Stored data entries

↓

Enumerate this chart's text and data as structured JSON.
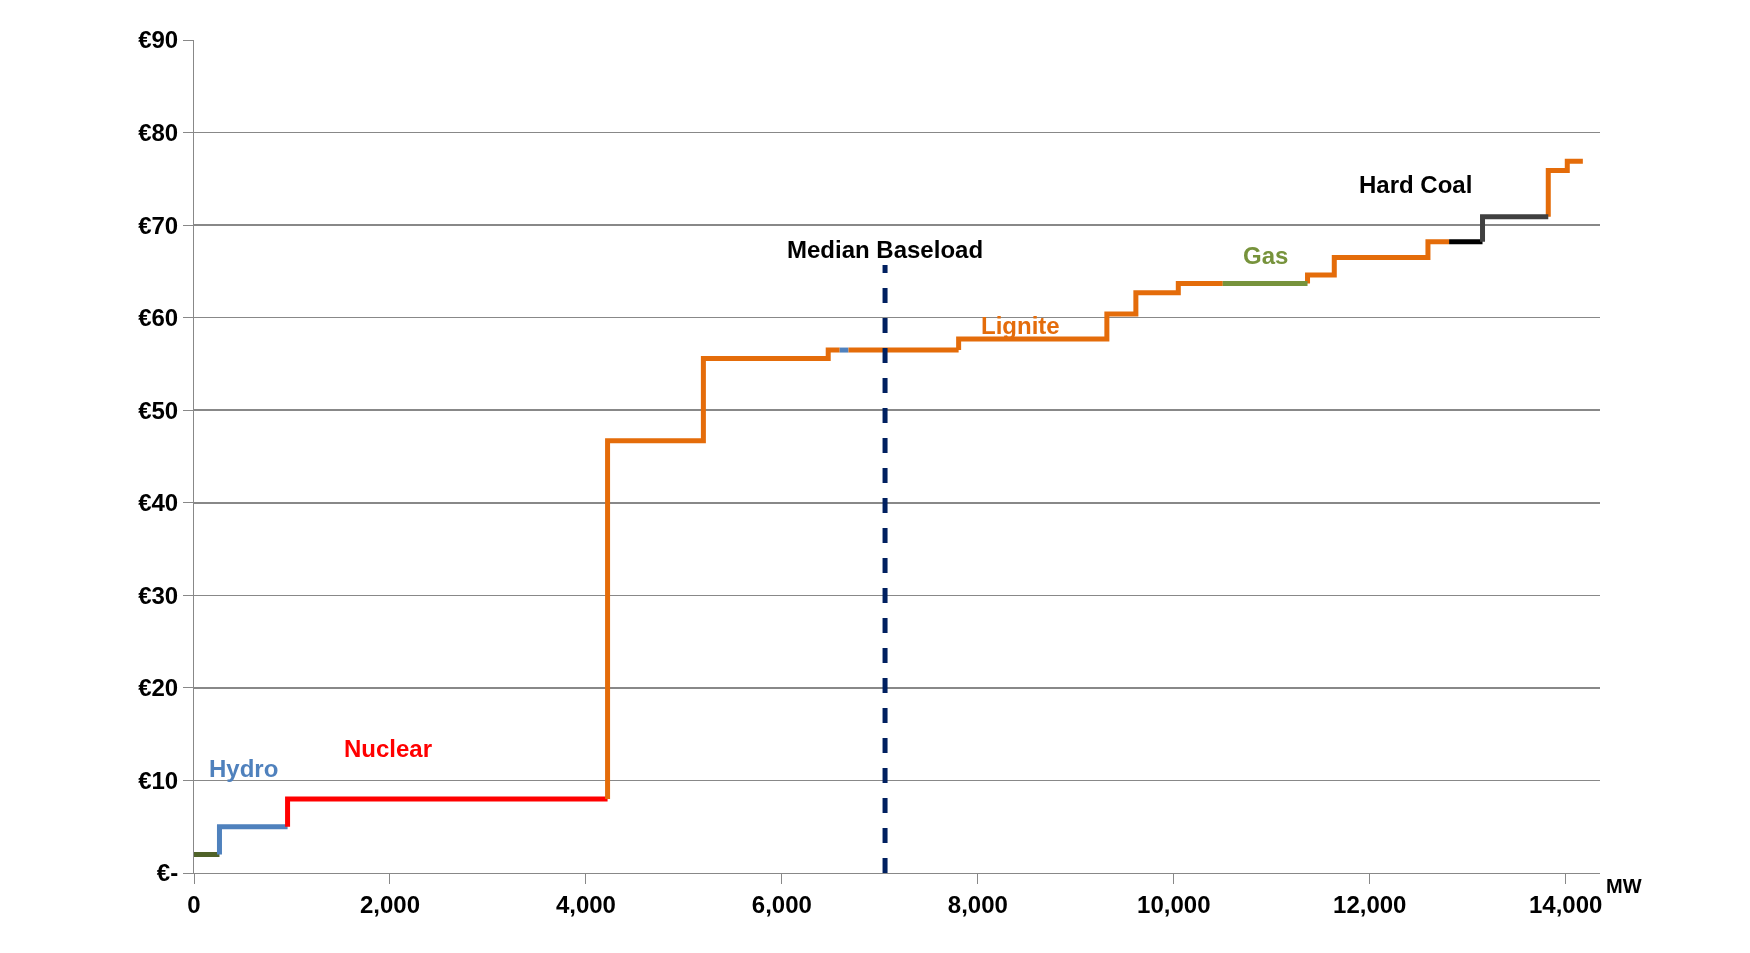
{
  "chart_data": {
    "type": "step",
    "xlabel": "MW",
    "xlim": [
      0,
      14350
    ],
    "xticks": [
      0,
      {
        "value": 2000,
        "label": "2,000"
      },
      {
        "value": 4000,
        "label": "4,000"
      },
      {
        "value": 6000,
        "label": "6,000"
      },
      {
        "value": 8000,
        "label": "8,000"
      },
      {
        "value": 10000,
        "label": "10,000"
      },
      {
        "value": 12000,
        "label": "12,000"
      },
      {
        "value": 14000,
        "label": "14,000"
      }
    ],
    "ylim": [
      0,
      90
    ],
    "yticks": [
      {
        "value": 0,
        "label": "€-"
      },
      {
        "value": 10,
        "label": "€10"
      },
      {
        "value": 20,
        "label": "€20"
      },
      {
        "value": 30,
        "label": "€30"
      },
      {
        "value": 40,
        "label": "€40"
      },
      {
        "value": 50,
        "label": "€50"
      },
      {
        "value": 60,
        "label": "€60"
      },
      {
        "value": 70,
        "label": "€70"
      },
      {
        "value": 80,
        "label": "€80"
      },
      {
        "value": 90,
        "label": "€90"
      }
    ],
    "grid": "y",
    "legend": false,
    "line_style": "solid",
    "marker": "none",
    "series": [
      {
        "color": "#4f6228",
        "x": [
          0,
          260
        ],
        "values": [
          2,
          2
        ]
      },
      {
        "name": "Hydro",
        "color": "#4f81bd",
        "x": [
          260,
          260,
          955
        ],
        "values": [
          2,
          5,
          5
        ]
      },
      {
        "name": "Nuclear",
        "color": "#ff0000",
        "x": [
          955,
          955,
          4221
        ],
        "values": [
          5,
          8,
          8
        ]
      },
      {
        "color": "#e46c0a",
        "x": [
          4221,
          4221,
          5199,
          6473,
          6590
        ],
        "values": [
          8,
          46.7,
          55.6,
          56.5,
          56.5
        ]
      },
      {
        "color": "#4f81bd",
        "x": [
          6590,
          6680
        ],
        "values": [
          56.5,
          56.5
        ]
      },
      {
        "color": "#e46c0a",
        "x": [
          6680,
          7804
        ],
        "values": [
          56.5,
          56.5
        ]
      },
      {
        "name": "Lignite",
        "color": "#e46c0a",
        "x": [
          7804,
          7804,
          9317,
          9613,
          10046,
          10500
        ],
        "values": [
          56.5,
          57.7,
          60.4,
          62.7,
          63.7,
          63.7
        ]
      },
      {
        "color": "#e46c0a",
        "x": [
          11365,
          11365,
          11638,
          12594,
          12810
        ],
        "values": [
          63.7,
          64.6,
          66.5,
          68.2,
          68.2
        ]
      },
      {
        "color": "#e46c0a",
        "x": [
          13822,
          13822,
          14016,
          14175
        ],
        "values": [
          70.9,
          75.9,
          76.9,
          76.9
        ]
      },
      {
        "name": "Gas",
        "color": "#77933c",
        "x": [
          10500,
          11365
        ],
        "values": [
          63.7,
          63.7
        ]
      },
      {
        "color": "#000000",
        "x": [
          12810,
          13151
        ],
        "values": [
          68.2,
          68.2
        ]
      },
      {
        "name": "Hard Coal",
        "color": "#404040",
        "x": [
          13151,
          13151,
          13822
        ],
        "values": [
          68.2,
          70.9,
          70.9
        ]
      }
    ],
    "ref_lines": [
      {
        "axis": "x",
        "value": 7053,
        "label": "Median Baseload",
        "color": "#002060",
        "line_style": "dashed"
      }
    ]
  }
}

↑

- _YOUR GOAL_
Copy every entry word for word, but omit the pictures.

- _SOLUTION TO THIS EXERCISE_
Enumerate this chart's text and data as structured JSON.
{
  "chart_data": {
    "type": "step",
    "xlabel": "MW",
    "xlim": [
      0,
      14350
    ],
    "xticks": [
      0,
      {
        "value": 2000,
        "label": "2,000"
      },
      {
        "value": 4000,
        "label": "4,000"
      },
      {
        "value": 6000,
        "label": "6,000"
      },
      {
        "value": 8000,
        "label": "8,000"
      },
      {
        "value": 10000,
        "label": "10,000"
      },
      {
        "value": 12000,
        "label": "12,000"
      },
      {
        "value": 14000,
        "label": "14,000"
      }
    ],
    "ylim": [
      0,
      90
    ],
    "yticks": [
      {
        "value": 0,
        "label": "€-"
      },
      {
        "value": 10,
        "label": "€10"
      },
      {
        "value": 20,
        "label": "€20"
      },
      {
        "value": 30,
        "label": "€30"
      },
      {
        "value": 40,
        "label": "€40"
      },
      {
        "value": 50,
        "label": "€50"
      },
      {
        "value": 60,
        "label": "€60"
      },
      {
        "value": 70,
        "label": "€70"
      },
      {
        "value": 80,
        "label": "€80"
      },
      {
        "value": 90,
        "label": "€90"
      }
    ],
    "grid": "y",
    "legend": false,
    "line_style": "solid",
    "marker": "none",
    "series": [
      {
        "color": "#4f6228",
        "x": [
          0,
          260
        ],
        "values": [
          2,
          2
        ]
      },
      {
        "name": "Hydro",
        "color": "#4f81bd",
        "x": [
          260,
          260,
          955
        ],
        "values": [
          2,
          5,
          5
        ]
      },
      {
        "name": "Nuclear",
        "color": "#ff0000",
        "x": [
          955,
          955,
          4221
        ],
        "values": [
          5,
          8,
          8
        ]
      },
      {
        "color": "#e46c0a",
        "x": [
          4221,
          4221,
          5199,
          6473,
          6590
        ],
        "values": [
          8,
          46.7,
          55.6,
          56.5,
          56.5
        ]
      },
      {
        "color": "#4f81bd",
        "x": [
          6590,
          6680
        ],
        "values": [
          56.5,
          56.5
        ]
      },
      {
        "color": "#e46c0a",
        "x": [
          6680,
          7804
        ],
        "values": [
          56.5,
          56.5
        ]
      },
      {
        "name": "Lignite",
        "color": "#e46c0a",
        "x": [
          7804,
          7804,
          9317,
          9613,
          10046,
          10500
        ],
        "values": [
          56.5,
          57.7,
          60.4,
          62.7,
          63.7,
          63.7
        ]
      },
      {
        "color": "#e46c0a",
        "x": [
          11365,
          11365,
          11638,
          12594,
          12810
        ],
        "values": [
          63.7,
          64.6,
          66.5,
          68.2,
          68.2
        ]
      },
      {
        "color": "#e46c0a",
        "x": [
          13822,
          13822,
          14016,
          14175
        ],
        "values": [
          70.9,
          75.9,
          76.9,
          76.9
        ]
      },
      {
        "name": "Gas",
        "color": "#77933c",
        "x": [
          10500,
          11365
        ],
        "values": [
          63.7,
          63.7
        ]
      },
      {
        "color": "#000000",
        "x": [
          12810,
          13151
        ],
        "values": [
          68.2,
          68.2
        ]
      },
      {
        "name": "Hard Coal",
        "color": "#404040",
        "x": [
          13151,
          13151,
          13822
        ],
        "values": [
          68.2,
          70.9,
          70.9
        ]
      }
    ],
    "ref_lines": [
      {
        "axis": "x",
        "value": 7053,
        "label": "Median Baseload",
        "color": "#002060",
        "line_style": "dashed"
      }
    ]
  }
}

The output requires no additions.